Set exercise: Collect each line of the entries that holds the string "into".

Listed records:
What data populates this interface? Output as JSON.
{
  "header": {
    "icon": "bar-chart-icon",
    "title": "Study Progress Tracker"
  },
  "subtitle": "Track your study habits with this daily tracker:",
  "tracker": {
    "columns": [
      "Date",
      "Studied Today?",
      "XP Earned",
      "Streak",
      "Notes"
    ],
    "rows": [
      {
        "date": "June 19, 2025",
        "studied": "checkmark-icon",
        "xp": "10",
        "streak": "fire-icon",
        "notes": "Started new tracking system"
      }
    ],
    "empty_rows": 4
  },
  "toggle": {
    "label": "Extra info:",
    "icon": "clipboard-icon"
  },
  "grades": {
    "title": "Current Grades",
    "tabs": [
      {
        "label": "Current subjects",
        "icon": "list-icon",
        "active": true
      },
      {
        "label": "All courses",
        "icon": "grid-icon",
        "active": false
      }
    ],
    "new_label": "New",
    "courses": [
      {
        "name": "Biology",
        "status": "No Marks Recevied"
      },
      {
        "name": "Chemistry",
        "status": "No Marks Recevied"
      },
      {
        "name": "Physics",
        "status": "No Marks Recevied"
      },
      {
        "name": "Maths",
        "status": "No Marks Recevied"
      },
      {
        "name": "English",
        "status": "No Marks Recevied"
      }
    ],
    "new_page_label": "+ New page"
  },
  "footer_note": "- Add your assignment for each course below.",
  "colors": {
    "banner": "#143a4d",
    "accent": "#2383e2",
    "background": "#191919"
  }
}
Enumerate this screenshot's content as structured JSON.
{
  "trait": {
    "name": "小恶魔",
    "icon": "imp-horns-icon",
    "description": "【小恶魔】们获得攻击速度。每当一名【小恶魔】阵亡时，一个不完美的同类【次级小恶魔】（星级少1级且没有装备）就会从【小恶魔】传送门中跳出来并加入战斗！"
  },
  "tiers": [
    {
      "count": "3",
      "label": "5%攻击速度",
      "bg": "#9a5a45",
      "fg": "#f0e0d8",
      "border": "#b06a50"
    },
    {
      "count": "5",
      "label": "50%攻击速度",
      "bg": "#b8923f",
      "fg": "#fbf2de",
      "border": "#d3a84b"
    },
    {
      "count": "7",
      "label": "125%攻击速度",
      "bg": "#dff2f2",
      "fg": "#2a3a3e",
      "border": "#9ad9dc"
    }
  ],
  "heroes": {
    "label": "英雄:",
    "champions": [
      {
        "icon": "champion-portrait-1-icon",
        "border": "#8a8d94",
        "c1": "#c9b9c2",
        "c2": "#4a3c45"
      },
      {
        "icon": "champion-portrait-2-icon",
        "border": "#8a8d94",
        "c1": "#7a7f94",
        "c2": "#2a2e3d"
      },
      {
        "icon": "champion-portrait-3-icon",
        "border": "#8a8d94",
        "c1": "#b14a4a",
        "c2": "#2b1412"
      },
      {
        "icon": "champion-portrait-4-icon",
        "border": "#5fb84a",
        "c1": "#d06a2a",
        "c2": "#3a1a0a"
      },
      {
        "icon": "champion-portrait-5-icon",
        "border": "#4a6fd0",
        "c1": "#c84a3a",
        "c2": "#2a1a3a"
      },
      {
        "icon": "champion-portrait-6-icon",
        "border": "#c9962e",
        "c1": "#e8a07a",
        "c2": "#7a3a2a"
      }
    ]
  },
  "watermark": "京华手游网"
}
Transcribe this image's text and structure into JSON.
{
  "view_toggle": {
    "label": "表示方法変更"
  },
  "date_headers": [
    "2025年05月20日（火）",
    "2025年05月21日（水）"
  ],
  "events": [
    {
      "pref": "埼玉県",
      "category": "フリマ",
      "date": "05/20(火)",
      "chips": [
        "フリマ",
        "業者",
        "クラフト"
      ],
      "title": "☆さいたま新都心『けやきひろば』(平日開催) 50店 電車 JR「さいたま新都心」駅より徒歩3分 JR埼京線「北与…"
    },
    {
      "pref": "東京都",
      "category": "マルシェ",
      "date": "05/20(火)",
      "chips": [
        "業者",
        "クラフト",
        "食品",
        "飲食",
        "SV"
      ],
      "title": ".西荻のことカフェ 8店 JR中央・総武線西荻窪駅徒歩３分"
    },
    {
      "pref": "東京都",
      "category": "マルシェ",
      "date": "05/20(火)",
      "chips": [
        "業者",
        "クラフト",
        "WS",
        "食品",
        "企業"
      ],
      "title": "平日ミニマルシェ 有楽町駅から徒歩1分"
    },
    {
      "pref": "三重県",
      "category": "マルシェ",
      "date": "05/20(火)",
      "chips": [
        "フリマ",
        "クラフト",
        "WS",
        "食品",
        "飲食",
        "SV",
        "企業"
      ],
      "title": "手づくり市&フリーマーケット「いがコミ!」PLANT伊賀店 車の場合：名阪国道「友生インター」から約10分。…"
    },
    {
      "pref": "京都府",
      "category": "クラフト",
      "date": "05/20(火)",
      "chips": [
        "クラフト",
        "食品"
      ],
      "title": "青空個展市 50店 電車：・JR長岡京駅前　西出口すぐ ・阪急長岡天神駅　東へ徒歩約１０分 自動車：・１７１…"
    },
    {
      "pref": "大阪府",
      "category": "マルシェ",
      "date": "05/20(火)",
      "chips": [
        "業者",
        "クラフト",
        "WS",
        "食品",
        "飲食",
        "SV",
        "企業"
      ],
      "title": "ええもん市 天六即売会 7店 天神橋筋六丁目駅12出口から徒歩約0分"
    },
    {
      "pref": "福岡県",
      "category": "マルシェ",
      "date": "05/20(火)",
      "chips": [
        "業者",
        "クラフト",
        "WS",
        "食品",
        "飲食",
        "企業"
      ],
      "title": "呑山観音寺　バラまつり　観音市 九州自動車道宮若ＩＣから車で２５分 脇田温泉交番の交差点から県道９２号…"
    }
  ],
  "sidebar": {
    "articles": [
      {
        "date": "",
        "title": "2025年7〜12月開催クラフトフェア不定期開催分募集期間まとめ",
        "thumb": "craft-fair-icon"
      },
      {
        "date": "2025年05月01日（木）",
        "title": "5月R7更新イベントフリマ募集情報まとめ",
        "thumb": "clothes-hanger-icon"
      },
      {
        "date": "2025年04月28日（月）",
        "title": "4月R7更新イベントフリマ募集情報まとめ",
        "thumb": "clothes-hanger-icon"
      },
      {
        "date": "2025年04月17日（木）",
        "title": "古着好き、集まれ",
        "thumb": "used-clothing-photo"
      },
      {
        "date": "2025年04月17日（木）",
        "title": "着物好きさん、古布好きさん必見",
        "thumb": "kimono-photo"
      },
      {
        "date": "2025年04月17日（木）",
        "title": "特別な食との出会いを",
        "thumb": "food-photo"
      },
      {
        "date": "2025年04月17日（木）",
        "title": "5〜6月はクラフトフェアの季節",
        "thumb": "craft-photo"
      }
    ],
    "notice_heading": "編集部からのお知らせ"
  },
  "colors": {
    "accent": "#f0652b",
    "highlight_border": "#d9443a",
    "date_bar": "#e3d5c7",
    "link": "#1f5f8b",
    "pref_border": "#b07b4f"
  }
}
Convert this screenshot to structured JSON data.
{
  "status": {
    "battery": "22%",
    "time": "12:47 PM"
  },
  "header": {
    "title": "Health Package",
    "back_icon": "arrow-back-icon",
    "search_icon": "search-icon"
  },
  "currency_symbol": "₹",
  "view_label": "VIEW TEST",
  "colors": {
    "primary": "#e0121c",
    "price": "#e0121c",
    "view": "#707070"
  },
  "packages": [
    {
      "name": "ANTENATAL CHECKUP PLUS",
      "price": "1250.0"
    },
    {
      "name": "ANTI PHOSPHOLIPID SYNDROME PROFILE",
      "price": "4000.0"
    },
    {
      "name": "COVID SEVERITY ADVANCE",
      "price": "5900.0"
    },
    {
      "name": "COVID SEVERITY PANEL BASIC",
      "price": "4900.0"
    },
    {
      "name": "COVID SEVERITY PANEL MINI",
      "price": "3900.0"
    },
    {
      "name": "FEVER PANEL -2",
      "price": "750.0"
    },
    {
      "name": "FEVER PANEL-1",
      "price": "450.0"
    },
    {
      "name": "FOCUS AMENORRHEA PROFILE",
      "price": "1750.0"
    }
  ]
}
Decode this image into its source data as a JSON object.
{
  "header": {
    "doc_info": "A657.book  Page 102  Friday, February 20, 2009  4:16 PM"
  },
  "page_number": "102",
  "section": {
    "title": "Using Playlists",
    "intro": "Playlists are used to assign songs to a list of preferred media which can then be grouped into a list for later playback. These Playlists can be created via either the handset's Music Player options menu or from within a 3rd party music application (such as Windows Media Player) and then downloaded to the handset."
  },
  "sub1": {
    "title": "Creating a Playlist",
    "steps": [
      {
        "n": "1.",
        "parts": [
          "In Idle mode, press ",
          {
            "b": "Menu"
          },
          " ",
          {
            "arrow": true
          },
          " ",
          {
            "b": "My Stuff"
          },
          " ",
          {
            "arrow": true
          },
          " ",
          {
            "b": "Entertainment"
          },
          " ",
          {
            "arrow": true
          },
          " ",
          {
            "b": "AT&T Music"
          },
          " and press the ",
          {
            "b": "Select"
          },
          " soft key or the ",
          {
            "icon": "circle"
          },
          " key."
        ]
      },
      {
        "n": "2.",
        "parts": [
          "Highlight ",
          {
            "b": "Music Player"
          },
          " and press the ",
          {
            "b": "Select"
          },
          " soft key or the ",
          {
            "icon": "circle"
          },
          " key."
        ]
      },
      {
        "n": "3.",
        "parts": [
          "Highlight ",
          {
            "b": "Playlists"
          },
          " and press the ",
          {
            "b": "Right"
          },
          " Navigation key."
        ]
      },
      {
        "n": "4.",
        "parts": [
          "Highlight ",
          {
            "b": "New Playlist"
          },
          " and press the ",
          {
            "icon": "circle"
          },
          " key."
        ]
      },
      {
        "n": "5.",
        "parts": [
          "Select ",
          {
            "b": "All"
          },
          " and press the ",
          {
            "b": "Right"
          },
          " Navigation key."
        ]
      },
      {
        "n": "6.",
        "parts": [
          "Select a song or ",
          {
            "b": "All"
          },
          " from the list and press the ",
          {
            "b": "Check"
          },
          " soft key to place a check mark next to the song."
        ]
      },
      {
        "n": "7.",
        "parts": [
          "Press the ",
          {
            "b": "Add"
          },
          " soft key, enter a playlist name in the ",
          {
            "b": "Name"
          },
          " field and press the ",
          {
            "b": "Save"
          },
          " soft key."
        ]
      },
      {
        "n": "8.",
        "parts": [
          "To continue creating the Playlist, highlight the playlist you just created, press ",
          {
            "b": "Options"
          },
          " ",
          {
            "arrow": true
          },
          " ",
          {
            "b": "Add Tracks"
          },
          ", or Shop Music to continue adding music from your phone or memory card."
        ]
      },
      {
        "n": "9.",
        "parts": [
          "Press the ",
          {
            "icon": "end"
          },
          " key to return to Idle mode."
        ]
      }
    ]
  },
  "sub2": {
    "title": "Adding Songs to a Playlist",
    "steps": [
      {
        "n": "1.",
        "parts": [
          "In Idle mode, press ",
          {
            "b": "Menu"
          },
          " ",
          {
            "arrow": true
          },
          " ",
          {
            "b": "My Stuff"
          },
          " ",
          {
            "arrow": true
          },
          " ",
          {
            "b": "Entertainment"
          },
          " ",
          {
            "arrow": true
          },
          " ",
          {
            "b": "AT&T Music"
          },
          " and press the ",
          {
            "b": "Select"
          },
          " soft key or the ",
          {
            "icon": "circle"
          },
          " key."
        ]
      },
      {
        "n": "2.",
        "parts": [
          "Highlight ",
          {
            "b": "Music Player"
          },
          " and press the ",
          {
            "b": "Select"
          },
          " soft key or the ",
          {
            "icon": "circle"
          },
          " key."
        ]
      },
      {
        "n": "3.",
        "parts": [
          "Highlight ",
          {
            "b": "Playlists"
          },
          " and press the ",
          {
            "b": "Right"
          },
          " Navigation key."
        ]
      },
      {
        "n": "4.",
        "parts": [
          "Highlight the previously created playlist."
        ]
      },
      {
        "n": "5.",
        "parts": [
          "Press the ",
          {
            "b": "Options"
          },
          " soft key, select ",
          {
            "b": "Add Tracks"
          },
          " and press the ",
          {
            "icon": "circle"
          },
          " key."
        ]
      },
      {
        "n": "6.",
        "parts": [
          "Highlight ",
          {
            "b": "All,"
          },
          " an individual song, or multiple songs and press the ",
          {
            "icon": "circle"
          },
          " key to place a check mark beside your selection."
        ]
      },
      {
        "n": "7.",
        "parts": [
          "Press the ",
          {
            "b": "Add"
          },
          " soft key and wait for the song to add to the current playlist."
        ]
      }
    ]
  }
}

Result for this task:
Transcribe this image's text and structure into JSON.
Decode this image into its source data as a JSON object.
    "intro": "Playlists are used to assign songs to a list of preferred media which can then be grouped into a list for later playback. These Playlists can be created via either the handset's Music Player options menu or from within a 3rd party music application (such as Windows Media Player) and then downloaded to the handset."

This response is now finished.